◆ What to produce: Gather the lines that hold the string "this".
══════
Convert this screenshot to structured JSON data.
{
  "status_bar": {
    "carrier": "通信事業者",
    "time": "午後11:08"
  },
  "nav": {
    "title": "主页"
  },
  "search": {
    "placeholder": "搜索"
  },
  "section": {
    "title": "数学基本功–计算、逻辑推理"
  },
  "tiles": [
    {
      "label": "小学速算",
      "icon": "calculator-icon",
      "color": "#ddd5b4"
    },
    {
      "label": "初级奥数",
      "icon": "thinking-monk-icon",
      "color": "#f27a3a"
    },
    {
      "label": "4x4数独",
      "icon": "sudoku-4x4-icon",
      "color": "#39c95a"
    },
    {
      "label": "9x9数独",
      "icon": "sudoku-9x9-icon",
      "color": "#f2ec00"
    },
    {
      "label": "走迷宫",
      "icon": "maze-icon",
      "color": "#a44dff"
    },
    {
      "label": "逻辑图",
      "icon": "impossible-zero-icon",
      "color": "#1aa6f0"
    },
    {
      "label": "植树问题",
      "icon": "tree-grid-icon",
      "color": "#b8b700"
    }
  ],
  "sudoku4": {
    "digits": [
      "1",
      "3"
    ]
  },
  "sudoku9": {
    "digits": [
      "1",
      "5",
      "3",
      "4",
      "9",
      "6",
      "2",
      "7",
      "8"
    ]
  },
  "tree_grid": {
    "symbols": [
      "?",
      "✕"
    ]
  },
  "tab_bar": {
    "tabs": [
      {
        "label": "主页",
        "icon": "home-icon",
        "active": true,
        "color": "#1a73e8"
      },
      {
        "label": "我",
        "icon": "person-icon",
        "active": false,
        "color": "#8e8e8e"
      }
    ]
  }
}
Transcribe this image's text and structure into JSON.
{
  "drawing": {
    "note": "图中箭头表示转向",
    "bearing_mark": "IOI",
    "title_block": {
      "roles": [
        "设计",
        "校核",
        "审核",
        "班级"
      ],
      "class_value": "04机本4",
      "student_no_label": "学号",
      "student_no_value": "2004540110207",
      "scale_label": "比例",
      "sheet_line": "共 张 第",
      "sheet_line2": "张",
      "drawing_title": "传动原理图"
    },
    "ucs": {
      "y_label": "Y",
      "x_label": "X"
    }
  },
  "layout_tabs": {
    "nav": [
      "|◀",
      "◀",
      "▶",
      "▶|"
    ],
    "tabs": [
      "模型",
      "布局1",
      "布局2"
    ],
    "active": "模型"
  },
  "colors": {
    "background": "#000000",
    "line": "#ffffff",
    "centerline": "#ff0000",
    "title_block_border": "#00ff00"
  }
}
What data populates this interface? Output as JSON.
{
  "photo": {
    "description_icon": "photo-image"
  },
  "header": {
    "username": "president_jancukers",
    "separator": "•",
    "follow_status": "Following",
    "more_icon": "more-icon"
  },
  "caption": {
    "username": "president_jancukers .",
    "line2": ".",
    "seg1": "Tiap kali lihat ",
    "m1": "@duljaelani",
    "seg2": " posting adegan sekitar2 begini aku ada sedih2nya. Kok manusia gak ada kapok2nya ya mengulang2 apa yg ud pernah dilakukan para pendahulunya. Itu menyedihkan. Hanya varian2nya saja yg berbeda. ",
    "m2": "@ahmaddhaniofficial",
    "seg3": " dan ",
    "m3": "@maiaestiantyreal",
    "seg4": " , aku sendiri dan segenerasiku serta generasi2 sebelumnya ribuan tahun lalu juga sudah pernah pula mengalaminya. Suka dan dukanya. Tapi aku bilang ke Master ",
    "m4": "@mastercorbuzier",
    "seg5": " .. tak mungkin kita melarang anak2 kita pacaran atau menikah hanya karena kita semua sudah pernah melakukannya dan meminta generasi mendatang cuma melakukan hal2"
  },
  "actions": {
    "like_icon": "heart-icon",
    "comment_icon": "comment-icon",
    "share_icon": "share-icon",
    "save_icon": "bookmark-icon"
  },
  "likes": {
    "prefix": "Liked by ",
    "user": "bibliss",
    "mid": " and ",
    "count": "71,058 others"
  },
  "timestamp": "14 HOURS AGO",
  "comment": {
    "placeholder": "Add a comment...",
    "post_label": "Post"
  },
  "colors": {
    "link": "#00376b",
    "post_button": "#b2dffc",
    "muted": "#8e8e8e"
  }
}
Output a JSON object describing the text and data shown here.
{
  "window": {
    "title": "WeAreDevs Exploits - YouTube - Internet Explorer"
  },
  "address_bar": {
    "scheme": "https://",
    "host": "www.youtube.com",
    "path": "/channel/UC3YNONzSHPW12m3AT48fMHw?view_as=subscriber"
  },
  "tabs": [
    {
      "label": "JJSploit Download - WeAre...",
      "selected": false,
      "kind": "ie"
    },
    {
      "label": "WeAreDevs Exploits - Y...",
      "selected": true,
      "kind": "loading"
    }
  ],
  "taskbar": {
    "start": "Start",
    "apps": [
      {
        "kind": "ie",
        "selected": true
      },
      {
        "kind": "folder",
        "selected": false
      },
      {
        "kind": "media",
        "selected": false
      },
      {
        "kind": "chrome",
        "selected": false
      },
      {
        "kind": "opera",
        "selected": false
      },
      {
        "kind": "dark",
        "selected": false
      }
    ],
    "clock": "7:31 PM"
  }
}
══════
◆ Solution to the problem:
Convert this screenshot to structured JSON data.
Transcribe this image's text and structure into JSON.
What data populates this interface? Output as JSON.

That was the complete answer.